§ **Given task**
Provide an exact reproduction of every entry.

===============

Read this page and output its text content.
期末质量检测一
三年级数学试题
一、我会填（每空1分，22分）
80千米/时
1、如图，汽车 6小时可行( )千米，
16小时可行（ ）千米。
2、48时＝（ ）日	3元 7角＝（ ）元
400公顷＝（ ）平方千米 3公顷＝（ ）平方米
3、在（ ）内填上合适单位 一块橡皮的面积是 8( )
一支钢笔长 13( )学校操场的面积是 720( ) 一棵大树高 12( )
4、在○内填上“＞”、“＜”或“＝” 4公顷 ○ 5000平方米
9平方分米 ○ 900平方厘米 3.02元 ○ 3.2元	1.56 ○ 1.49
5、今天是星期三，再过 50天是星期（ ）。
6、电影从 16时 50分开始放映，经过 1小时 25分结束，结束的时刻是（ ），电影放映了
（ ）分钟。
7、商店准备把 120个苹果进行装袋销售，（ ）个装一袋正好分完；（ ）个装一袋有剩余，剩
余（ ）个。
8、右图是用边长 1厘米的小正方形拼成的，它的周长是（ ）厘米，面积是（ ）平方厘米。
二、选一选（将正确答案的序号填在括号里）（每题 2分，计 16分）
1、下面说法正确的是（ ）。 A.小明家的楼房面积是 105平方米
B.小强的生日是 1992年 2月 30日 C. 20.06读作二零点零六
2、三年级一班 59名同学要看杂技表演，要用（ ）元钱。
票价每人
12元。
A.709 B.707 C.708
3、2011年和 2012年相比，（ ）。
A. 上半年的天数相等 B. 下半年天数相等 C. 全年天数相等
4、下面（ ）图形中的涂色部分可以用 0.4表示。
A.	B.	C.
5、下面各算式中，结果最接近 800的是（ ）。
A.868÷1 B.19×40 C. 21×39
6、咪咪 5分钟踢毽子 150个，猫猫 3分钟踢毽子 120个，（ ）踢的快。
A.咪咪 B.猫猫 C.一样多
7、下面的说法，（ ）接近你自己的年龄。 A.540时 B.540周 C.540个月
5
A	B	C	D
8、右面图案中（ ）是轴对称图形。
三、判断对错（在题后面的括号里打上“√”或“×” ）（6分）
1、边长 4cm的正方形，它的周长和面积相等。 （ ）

===============

§ **Answer to the task**
Read this page and output its text content.
期末质量检测一
三年级数学试题
一、我会填（每空1分，22分）
80千米/时
1、如图，汽车 6小时可行( )千米，
16小时可行（ ）千米。
2、48时＝（ ）日	3元 7角＝（ ）元
400公顷＝（ ）平方千米 3公顷＝（ ）平方米
3、在（ ）内填上合适单位 一块橡皮的面积是 8( )
一支钢笔长 13( )学校操场的面积是 720( ) 一棵大树高 12( )
4、在○内填上“＞”、“＜”或“＝” 4公顷 ○ 5000平方米
9平方分米 ○ 900平方厘米 3.02元 ○ 3.2元	1.56 ○ 1.49
5、今天是星期三，再过 50天是星期（ ）。
6、电影从 16时 50分开始放映，经过 1小时 25分结束，结束的时刻是（ ），电影放映了
（ ）分钟。
7、商店准备把 120个苹果进行装袋销售，（ ）个装一袋正好分完；（ ）个装一袋有剩余，剩
余（ ）个。
8、右图是用边长 1厘米的小正方形拼成的，它的周长是（ ）厘米，面积是（ ）平方厘米。
二、选一选（将正确答案的序号填在括号里）（每题 2分，计 16分）
1、下面说法正确的是（ ）。 A.小明家的楼房面积是 105平方米
B.小强的生日是 1992年 2月 30日 C. 20.06读作二零点零六
2、三年级一班 59名同学要看杂技表演，要用（ ）元钱。
票价每人
12元。
A.709 B.707 C.708
3、2011年和 2012年相比，（ ）。
A. 上半年的天数相等 B. 下半年天数相等 C. 全年天数相等
4、下面（ ）图形中的涂色部分可以用 0.4表示。
A.	B.	C.
5、下面各算式中，结果最接近 800的是（ ）。
A.868÷1 B.19×40 C. 21×39
6、咪咪 5分钟踢毽子 150个，猫猫 3分钟踢毽子 120个，（ ）踢的快。
A.咪咪 B.猫猫 C.一样多
7、下面的说法，（ ）接近你自己的年龄。 A.540时 B.540周 C.540个月
5
A	B	C	D
8、右面图案中（ ）是轴对称图形。
三、判断对错（在题后面的括号里打上“√”或“×” ）（6分）
1、边长 4cm的正方形，它的周长和面积相等。 （ ）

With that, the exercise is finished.